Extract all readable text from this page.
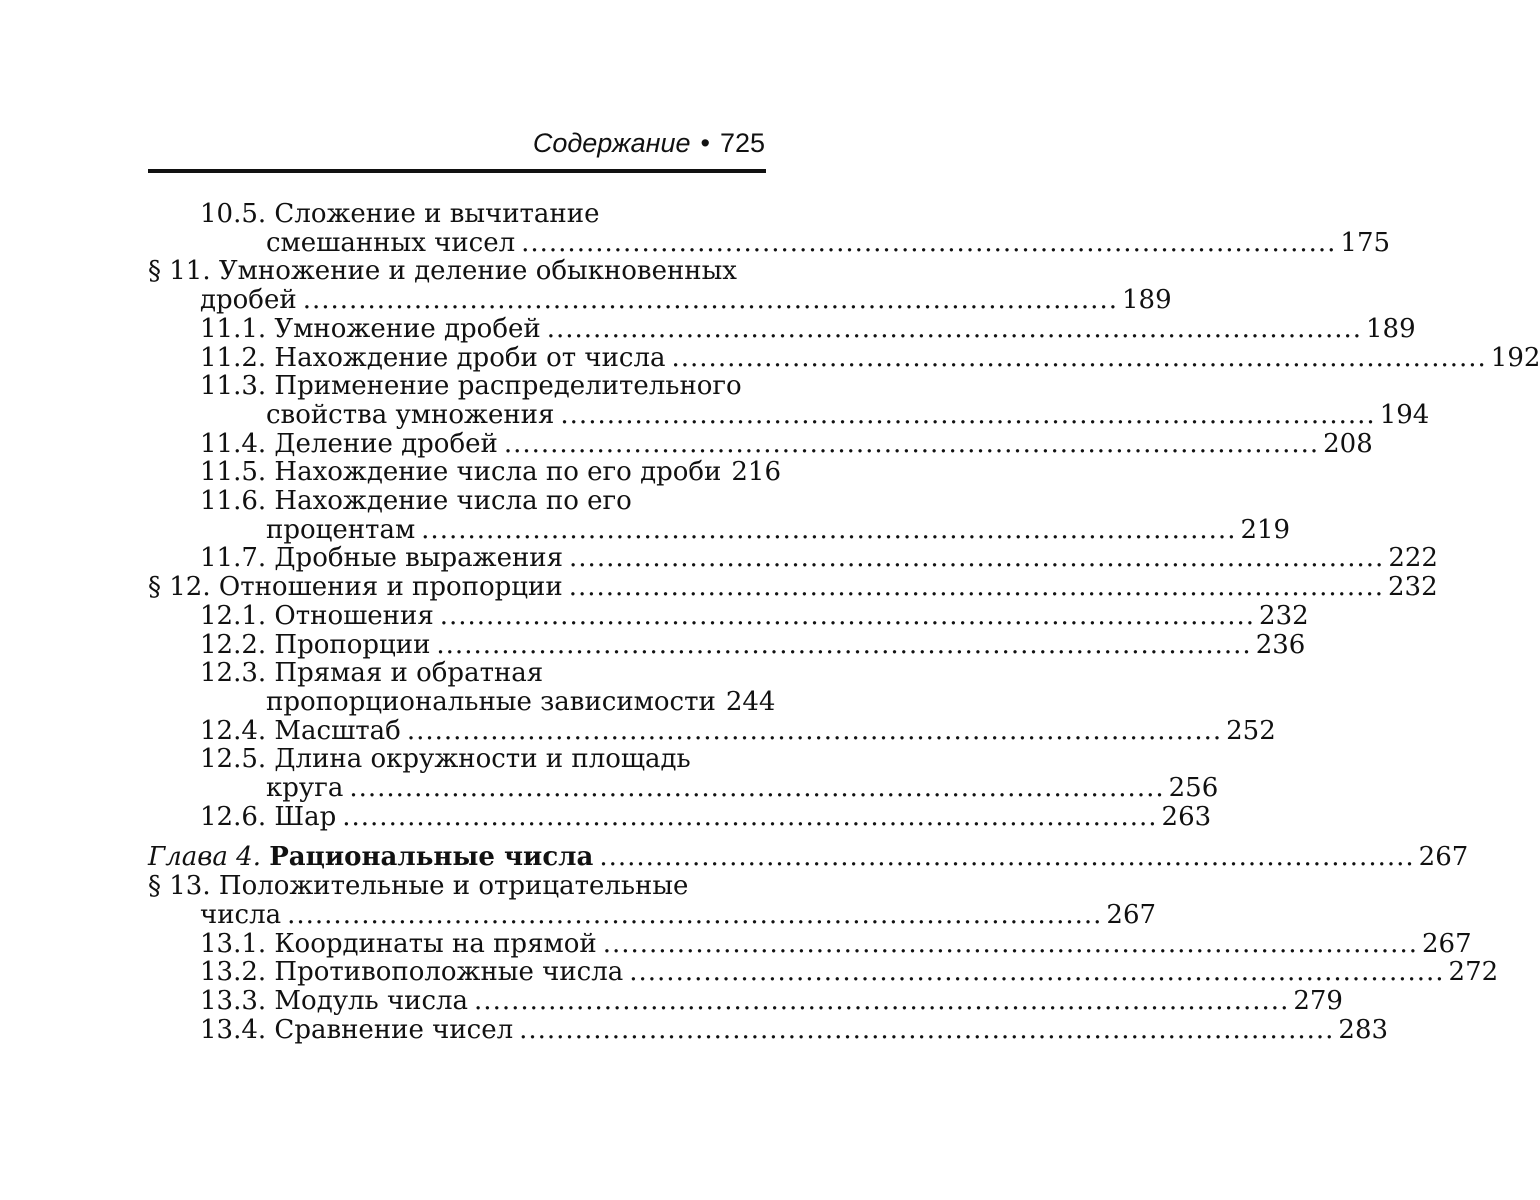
Содержание • 725
10.5. Сложение и вычитание
смешанных чисел ........................................................................................ 175
§ 11. Умножение и деление обыкновенных
дробей ........................................................................................ 189
11.1. Умножение дробей ........................................................................................ 189
11.2. Нахождение дроби от числа ........................................................................................ 192
11.3. Применение распределительного
свойства умножения ........................................................................................ 194
11.4. Деление дробей ........................................................................................ 208
11.5. Нахождение числа по его дроби 216
11.6. Нахождение числа по его
процентам ........................................................................................ 219
11.7. Дробные выражения ........................................................................................ 222
§ 12. Отношения и пропорции ........................................................................................ 232
12.1. Отношения ........................................................................................ 232
12.2. Пропорции ........................................................................................ 236
12.3. Прямая и обратная
пропорциональные зависимости 244
12.4. Масштаб ........................................................................................ 252
12.5. Длина окружности и площадь
круга ........................................................................................ 256
12.6. Шар ........................................................................................ 263
Глава 4. Рациональные числа ........................................................................................ 267
§ 13. Положительные и отрицательные
числа ........................................................................................ 267
13.1. Координаты на прямой ........................................................................................ 267
13.2. Противоположные числа ........................................................................................ 272
13.3. Модуль числа ........................................................................................ 279
13.4. Сравнение чисел ........................................................................................ 283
* * * * * * * * *
The task — Whichever lines contain the string "Умножение", select and copy them.

Correct result —
§ 11. Умножение и деление обыкновенных
11.1. Умножение дробей ........................................................................................ 189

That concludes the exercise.